Data entries:
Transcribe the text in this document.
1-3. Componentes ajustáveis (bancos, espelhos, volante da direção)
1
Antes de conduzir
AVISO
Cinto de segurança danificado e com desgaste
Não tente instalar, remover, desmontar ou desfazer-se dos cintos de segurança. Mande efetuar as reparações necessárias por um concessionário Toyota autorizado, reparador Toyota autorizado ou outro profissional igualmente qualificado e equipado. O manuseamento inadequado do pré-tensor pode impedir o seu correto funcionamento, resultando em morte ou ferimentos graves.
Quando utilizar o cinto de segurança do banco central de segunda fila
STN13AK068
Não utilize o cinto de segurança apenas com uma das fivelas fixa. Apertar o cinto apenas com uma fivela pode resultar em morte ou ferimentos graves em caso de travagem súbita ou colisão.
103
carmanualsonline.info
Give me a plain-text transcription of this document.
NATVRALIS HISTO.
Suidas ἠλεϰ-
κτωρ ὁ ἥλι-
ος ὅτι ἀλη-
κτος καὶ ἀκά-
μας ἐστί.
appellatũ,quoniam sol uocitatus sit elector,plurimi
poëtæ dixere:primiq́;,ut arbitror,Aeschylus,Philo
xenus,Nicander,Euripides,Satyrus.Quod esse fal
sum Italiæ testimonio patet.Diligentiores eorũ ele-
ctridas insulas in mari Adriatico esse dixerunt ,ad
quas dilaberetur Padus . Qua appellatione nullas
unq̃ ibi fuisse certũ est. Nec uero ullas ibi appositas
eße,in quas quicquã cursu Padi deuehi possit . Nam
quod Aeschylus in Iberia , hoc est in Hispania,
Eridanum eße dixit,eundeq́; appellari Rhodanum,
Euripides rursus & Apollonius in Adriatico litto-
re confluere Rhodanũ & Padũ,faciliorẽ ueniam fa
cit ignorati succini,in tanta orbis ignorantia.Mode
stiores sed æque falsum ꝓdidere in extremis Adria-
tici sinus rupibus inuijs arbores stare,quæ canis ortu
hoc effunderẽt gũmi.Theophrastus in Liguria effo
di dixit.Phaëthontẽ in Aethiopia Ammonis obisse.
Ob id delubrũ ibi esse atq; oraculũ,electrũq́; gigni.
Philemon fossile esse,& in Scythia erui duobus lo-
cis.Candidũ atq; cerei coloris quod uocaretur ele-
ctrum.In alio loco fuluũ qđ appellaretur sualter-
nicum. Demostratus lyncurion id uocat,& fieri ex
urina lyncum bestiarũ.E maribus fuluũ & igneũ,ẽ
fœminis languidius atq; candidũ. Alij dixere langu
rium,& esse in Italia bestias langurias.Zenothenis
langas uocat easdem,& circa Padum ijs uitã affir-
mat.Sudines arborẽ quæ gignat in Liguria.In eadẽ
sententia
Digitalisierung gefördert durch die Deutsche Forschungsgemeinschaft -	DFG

- Task description: Whichever lines contain the string "Euripides", select and copy them.

- Answer for the task:
xenus,Nicander,Euripides,Satyrus.Quod esse fal
Euripides rursus & Apollonius in Adriatico litto-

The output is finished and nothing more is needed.